STATED TASK -
Go through the listing and set it down exactly, leaving out its pictures.

Dataset entries on figures

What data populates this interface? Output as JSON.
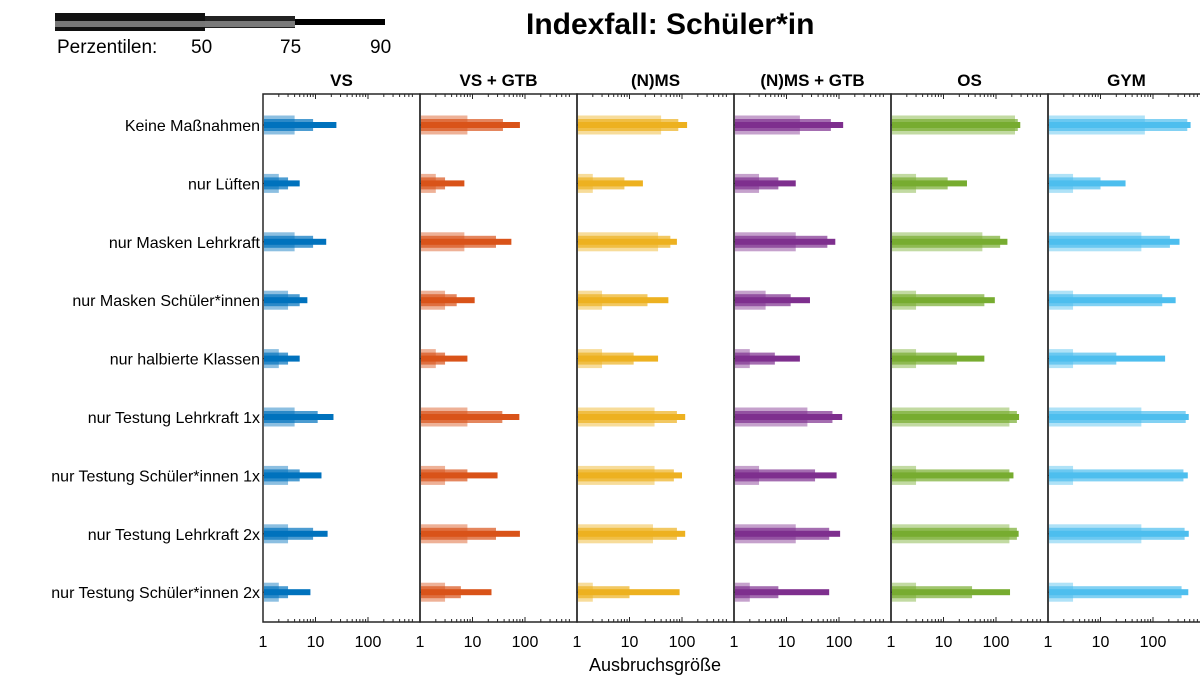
{
  "chart_data": {
    "type": "bar",
    "title": "Indexfall: Schüler*in",
    "xlabel": "Ausbruchsgröße",
    "xscale": "log",
    "xlim": [
      1,
      700
    ],
    "xticks": [
      1,
      10,
      100
    ],
    "xticklabels": [
      "1",
      "10",
      "100"
    ],
    "grid": false,
    "legend": {
      "placement": "top-left",
      "label": "Perzentilen:",
      "percentiles": [
        "50",
        "75",
        "90"
      ]
    },
    "categories": [
      "Keine Maßnahmen",
      "nur Lüften",
      "nur Masken Lehrkraft",
      "nur Masken Schüler*innen",
      "nur halbierte Klassen",
      "nur Testung Lehrkraft 1x",
      "nur Testung Schüler*innen 1x",
      "nur Testung Lehrkraft 2x",
      "nur Testung Schüler*innen 2x"
    ],
    "series": [
      {
        "name": "VS",
        "color": "#0072BD",
        "p50": [
          4,
          2,
          4,
          3,
          2,
          4,
          3,
          3,
          2
        ],
        "p75": [
          9,
          3,
          9,
          5,
          3,
          11,
          5,
          9,
          3
        ],
        "p90": [
          25,
          5,
          16,
          7,
          5,
          22,
          13,
          17,
          8
        ]
      },
      {
        "name": "VS + GTB",
        "color": "#D95319",
        "p50": [
          8,
          2,
          7,
          3,
          2,
          8,
          3,
          8,
          3
        ],
        "p75": [
          38,
          3,
          28,
          5,
          3,
          37,
          8,
          28,
          6
        ],
        "p90": [
          80,
          7,
          55,
          11,
          8,
          78,
          30,
          80,
          23
        ]
      },
      {
        "name": "(N)MS",
        "color": "#EDB120",
        "p50": [
          40,
          2,
          35,
          3,
          3,
          30,
          30,
          28,
          2
        ],
        "p75": [
          85,
          8,
          60,
          22,
          12,
          80,
          70,
          80,
          10
        ],
        "p90": [
          125,
          18,
          80,
          55,
          35,
          115,
          100,
          115,
          90
        ]
      },
      {
        "name": "(N)MS + GTB",
        "color": "#7E2F8E",
        "p50": [
          18,
          3,
          15,
          4,
          2,
          25,
          3,
          15,
          2
        ],
        "p75": [
          70,
          7,
          60,
          12,
          6,
          75,
          35,
          65,
          7
        ],
        "p90": [
          120,
          15,
          85,
          28,
          18,
          115,
          90,
          105,
          65
        ]
      },
      {
        "name": "OS",
        "color": "#77AC30",
        "p50": [
          230,
          3,
          55,
          3,
          3,
          180,
          3,
          180,
          3
        ],
        "p75": [
          260,
          12,
          120,
          60,
          18,
          250,
          180,
          250,
          35
        ],
        "p90": [
          290,
          28,
          165,
          95,
          60,
          275,
          215,
          270,
          185
        ]
      },
      {
        "name": "GYM",
        "color": "#4DBEEE",
        "p50": [
          70,
          3,
          60,
          3,
          3,
          60,
          3,
          60,
          3
        ],
        "p75": [
          450,
          10,
          210,
          150,
          20,
          420,
          380,
          400,
          350
        ],
        "p90": [
          520,
          30,
          320,
          270,
          170,
          480,
          460,
          480,
          470
        ]
      }
    ]
  }
}
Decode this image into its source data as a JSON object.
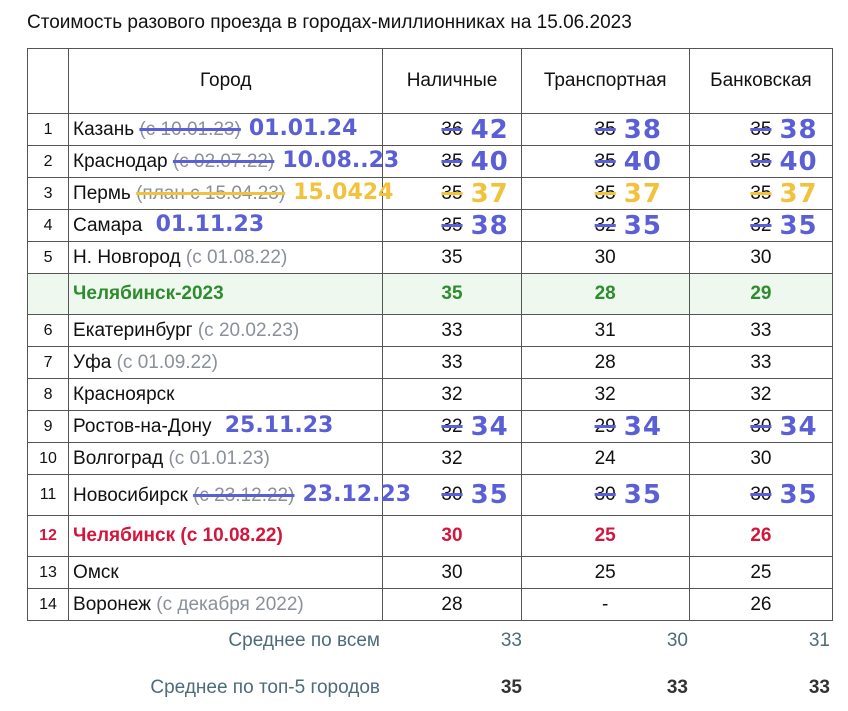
{
  "title": "Стоимость разового проезда в городах-миллионниках на 15.06.2023",
  "headers": {
    "city": "Город",
    "cash": "Наличные",
    "transport": "Транспортная",
    "bank": "Банковская"
  },
  "rows": [
    {
      "num": "1",
      "city": "Казань",
      "note": "(с 10.01.23)",
      "note_struck": true,
      "cash": "36",
      "transport": "35",
      "bank": "35",
      "struck": "blue"
    },
    {
      "num": "2",
      "city": "Краснодар",
      "note": "(с 02.07.22)",
      "note_struck": true,
      "cash": "35",
      "transport": "35",
      "bank": "35",
      "struck": "blue"
    },
    {
      "num": "3",
      "city": "Пермь",
      "note": "(план с 15.04.23)",
      "note_struck": true,
      "cash": "35",
      "transport": "35",
      "bank": "35",
      "struck": "yellow"
    },
    {
      "num": "4",
      "city": "Самара",
      "note": "",
      "cash": "35",
      "transport": "32",
      "bank": "32",
      "struck": "blue"
    },
    {
      "num": "5",
      "city": "Н. Новгород",
      "note": "(с 01.08.22)",
      "cash": "35",
      "transport": "30",
      "bank": "30"
    },
    {
      "num": "",
      "city": "Челябинск-2023",
      "note": "",
      "cash": "35",
      "transport": "28",
      "bank": "29",
      "style": "green"
    },
    {
      "num": "6",
      "city": "Екатеринбург",
      "note": "(с 20.02.23)",
      "cash": "33",
      "transport": "31",
      "bank": "33"
    },
    {
      "num": "7",
      "city": "Уфа",
      "note": "(с 01.09.22)",
      "cash": "33",
      "transport": "28",
      "bank": "33"
    },
    {
      "num": "8",
      "city": "Красноярск",
      "note": "",
      "cash": "32",
      "transport": "32",
      "bank": "32"
    },
    {
      "num": "9",
      "city": "Ростов-на-Дону",
      "note": "",
      "cash": "32",
      "transport": "29",
      "bank": "30",
      "struck": "blue"
    },
    {
      "num": "10",
      "city": "Волгоград ",
      "note": "(с 01.01.23)",
      "cash": "32",
      "transport": "24",
      "bank": "30"
    },
    {
      "num": "11",
      "city": "Новосибирск",
      "note": "(с 23.12.22)",
      "note_struck": true,
      "cash": "30",
      "transport": "30",
      "bank": "30",
      "struck": "blue"
    },
    {
      "num": "12",
      "city": "Челябинск (с 10.08.22)",
      "note": "",
      "cash": "30",
      "transport": "25",
      "bank": "26",
      "style": "red"
    },
    {
      "num": "13",
      "city": "Омск",
      "note": "",
      "cash": "30",
      "transport": "25",
      "bank": "25"
    },
    {
      "num": "14",
      "city": "Воронеж",
      "note": "(с декабря 2022)",
      "cash": "28",
      "transport": "-",
      "bank": "26"
    }
  ],
  "handwritten": [
    {
      "text": "01.01.24",
      "color": "blue"
    },
    {
      "text": "42",
      "color": "blue"
    },
    {
      "text": "38",
      "color": "blue"
    },
    {
      "text": "38",
      "color": "blue"
    },
    {
      "text": "10.08.",
      "color": "blue"
    },
    {
      "text": ".23",
      "color": "blue"
    },
    {
      "text": "40",
      "color": "blue"
    },
    {
      "text": "40",
      "color": "blue"
    },
    {
      "text": "40",
      "color": "blue"
    },
    {
      "text": "15.04",
      "color": "yellow"
    },
    {
      "text": "24",
      "color": "yellow"
    },
    {
      "text": "37",
      "color": "yellow"
    },
    {
      "text": "37",
      "color": "yellow"
    },
    {
      "text": "37",
      "color": "yellow"
    },
    {
      "text": "01.11.23",
      "color": "blue"
    },
    {
      "text": "38",
      "color": "blue"
    },
    {
      "text": "35",
      "color": "blue"
    },
    {
      "text": "35",
      "color": "blue"
    },
    {
      "text": "25.11.23",
      "color": "blue"
    },
    {
      "text": "34",
      "color": "blue"
    },
    {
      "text": "34",
      "color": "blue"
    },
    {
      "text": "34",
      "color": "blue"
    },
    {
      "text": "35",
      "color": "blue"
    },
    {
      "text": "35",
      "color": "blue"
    },
    {
      "text": "35",
      "color": "blue"
    },
    {
      "text": "23.12.23",
      "color": "blue"
    }
  ],
  "footer": {
    "avg_all_label": "Среднее по всем",
    "avg_all": [
      "33",
      "30",
      "31"
    ],
    "avg_top5_label": "Среднее по топ-5 городов",
    "avg_top5": [
      "35",
      "33",
      "33"
    ]
  },
  "colors": {
    "handwriting_blue": "#5a5fd6",
    "handwriting_yellow": "#f2c23c",
    "green": "#2e8b2e",
    "red": "#d4163c"
  }
}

EXPECTED OUTPUT -
What data populates this interface? Output as JSON.
{
  "chart_data": {
    "type": "bar",
    "title": "Indexfall: Schüler*in",
    "xlabel": "Ausbruchsgröße",
    "xscale": "log",
    "xlim": [
      1,
      700
    ],
    "xticks": [
      1,
      10,
      100
    ],
    "xticklabels": [
      "1",
      "10",
      "100"
    ],
    "grid": false,
    "legend": {
      "placement": "top-left",
      "label": "Perzentilen:",
      "percentiles": [
        "50",
        "75",
        "90"
      ]
    },
    "categories": [
      "Keine Maßnahmen",
      "nur Lüften",
      "nur Masken Lehrkraft",
      "nur Masken Schüler*innen",
      "nur halbierte Klassen",
      "nur Testung Lehrkraft 1x",
      "nur Testung Schüler*innen 1x",
      "nur Testung Lehrkraft 2x",
      "nur Testung Schüler*innen 2x"
    ],
    "series": [
      {
        "name": "VS",
        "color": "#0072BD",
        "p50": [
          4,
          2,
          4,
          3,
          2,
          4,
          3,
          3,
          2
        ],
        "p75": [
          9,
          3,
          9,
          5,
          3,
          11,
          5,
          9,
          3
        ],
        "p90": [
          25,
          5,
          16,
          7,
          5,
          22,
          13,
          17,
          8
        ]
      },
      {
        "name": "VS + GTB",
        "color": "#D95319",
        "p50": [
          8,
          2,
          7,
          3,
          2,
          8,
          3,
          8,
          3
        ],
        "p75": [
          38,
          3,
          28,
          5,
          3,
          37,
          8,
          28,
          6
        ],
        "p90": [
          80,
          7,
          55,
          11,
          8,
          78,
          30,
          80,
          23
        ]
      },
      {
        "name": "(N)MS",
        "color": "#EDB120",
        "p50": [
          40,
          2,
          35,
          3,
          3,
          30,
          30,
          28,
          2
        ],
        "p75": [
          85,
          8,
          60,
          22,
          12,
          80,
          70,
          80,
          10
        ],
        "p90": [
          125,
          18,
          80,
          55,
          35,
          115,
          100,
          115,
          90
        ]
      },
      {
        "name": "(N)MS + GTB",
        "color": "#7E2F8E",
        "p50": [
          18,
          3,
          15,
          4,
          2,
          25,
          3,
          15,
          2
        ],
        "p75": [
          70,
          7,
          60,
          12,
          6,
          75,
          35,
          65,
          7
        ],
        "p90": [
          120,
          15,
          85,
          28,
          18,
          115,
          90,
          105,
          65
        ]
      },
      {
        "name": "OS",
        "color": "#77AC30",
        "p50": [
          230,
          3,
          55,
          3,
          3,
          180,
          3,
          180,
          3
        ],
        "p75": [
          260,
          12,
          120,
          60,
          18,
          250,
          180,
          250,
          35
        ],
        "p90": [
          290,
          28,
          165,
          95,
          60,
          275,
          215,
          270,
          185
        ]
      },
      {
        "name": "GYM",
        "color": "#4DBEEE",
        "p50": [
          70,
          3,
          60,
          3,
          3,
          60,
          3,
          60,
          3
        ],
        "p75": [
          450,
          10,
          210,
          150,
          20,
          420,
          380,
          400,
          350
        ],
        "p90": [
          520,
          30,
          320,
          270,
          170,
          480,
          460,
          480,
          470
        ]
      }
    ]
  }
}
Decode this image into its source data as a JSON object.
{
  "title": "Стоимость разового проезда в городах-миллионниках на 15.06.2023",
  "headers": {
    "city": "Город",
    "cash": "Наличные",
    "transport": "Транспортная",
    "bank": "Банковская"
  },
  "rows": [
    {
      "num": "1",
      "city": "Казань",
      "note": "(с 10.01.23)",
      "note_struck": true,
      "cash": "36",
      "transport": "35",
      "bank": "35",
      "struck": "blue"
    },
    {
      "num": "2",
      "city": "Краснодар",
      "note": "(с 02.07.22)",
      "note_struck": true,
      "cash": "35",
      "transport": "35",
      "bank": "35",
      "struck": "blue"
    },
    {
      "num": "3",
      "city": "Пермь",
      "note": "(план с 15.04.23)",
      "note_struck": true,
      "cash": "35",
      "transport": "35",
      "bank": "35",
      "struck": "yellow"
    },
    {
      "num": "4",
      "city": "Самара",
      "note": "",
      "cash": "35",
      "transport": "32",
      "bank": "32",
      "struck": "blue"
    },
    {
      "num": "5",
      "city": "Н. Новгород",
      "note": "(с 01.08.22)",
      "cash": "35",
      "transport": "30",
      "bank": "30"
    },
    {
      "num": "",
      "city": "Челябинск-2023",
      "note": "",
      "cash": "35",
      "transport": "28",
      "bank": "29",
      "style": "green"
    },
    {
      "num": "6",
      "city": "Екатеринбург",
      "note": "(с 20.02.23)",
      "cash": "33",
      "transport": "31",
      "bank": "33"
    },
    {
      "num": "7",
      "city": "Уфа",
      "note": "(с 01.09.22)",
      "cash": "33",
      "transport": "28",
      "bank": "33"
    },
    {
      "num": "8",
      "city": "Красноярск",
      "note": "",
      "cash": "32",
      "transport": "32",
      "bank": "32"
    },
    {
      "num": "9",
      "city": "Ростов-на-Дону",
      "note": "",
      "cash": "32",
      "transport": "29",
      "bank": "30",
      "struck": "blue"
    },
    {
      "num": "10",
      "city": "Волгоград ",
      "note": "(с 01.01.23)",
      "cash": "32",
      "transport": "24",
      "bank": "30"
    },
    {
      "num": "11",
      "city": "Новосибирск",
      "note": "(с 23.12.22)",
      "note_struck": true,
      "cash": "30",
      "transport": "30",
      "bank": "30",
      "struck": "blue"
    },
    {
      "num": "12",
      "city": "Челябинск (с 10.08.22)",
      "note": "",
      "cash": "30",
      "transport": "25",
      "bank": "26",
      "style": "red"
    },
    {
      "num": "13",
      "city": "Омск",
      "note": "",
      "cash": "30",
      "transport": "25",
      "bank": "25"
    },
    {
      "num": "14",
      "city": "Воронеж",
      "note": "(с декабря 2022)",
      "cash": "28",
      "transport": "-",
      "bank": "26"
    }
  ],
  "handwritten": [
    {
      "text": "01.01.24",
      "color": "blue"
    },
    {
      "text": "42",
      "color": "blue"
    },
    {
      "text": "38",
      "color": "blue"
    },
    {
      "text": "38",
      "color": "blue"
    },
    {
      "text": "10.08.",
      "color": "blue"
    },
    {
      "text": ".23",
      "color": "blue"
    },
    {
      "text": "40",
      "color": "blue"
    },
    {
      "text": "40",
      "color": "blue"
    },
    {
      "text": "40",
      "color": "blue"
    },
    {
      "text": "15.04",
      "color": "yellow"
    },
    {
      "text": "24",
      "color": "yellow"
    },
    {
      "text": "37",
      "color": "yellow"
    },
    {
      "text": "37",
      "color": "yellow"
    },
    {
      "text": "37",
      "color": "yellow"
    },
    {
      "text": "01.11.23",
      "color": "blue"
    },
    {
      "text": "38",
      "color": "blue"
    },
    {
      "text": "35",
      "color": "blue"
    },
    {
      "text": "35",
      "color": "blue"
    },
    {
      "text": "25.11.23",
      "color": "blue"
    },
    {
      "text": "34",
      "color": "blue"
    },
    {
      "text": "34",
      "color": "blue"
    },
    {
      "text": "34",
      "color": "blue"
    },
    {
      "text": "35",
      "color": "blue"
    },
    {
      "text": "35",
      "color": "blue"
    },
    {
      "text": "35",
      "color": "blue"
    },
    {
      "text": "23.12.23",
      "color": "blue"
    }
  ],
  "footer": {
    "avg_all_label": "Среднее по всем",
    "avg_all": [
      "33",
      "30",
      "31"
    ],
    "avg_top5_label": "Среднее по топ-5 городов",
    "avg_top5": [
      "35",
      "33",
      "33"
    ]
  },
  "colors": {
    "handwriting_blue": "#5a5fd6",
    "handwriting_yellow": "#f2c23c",
    "green": "#2e8b2e",
    "red": "#d4163c"
  }
}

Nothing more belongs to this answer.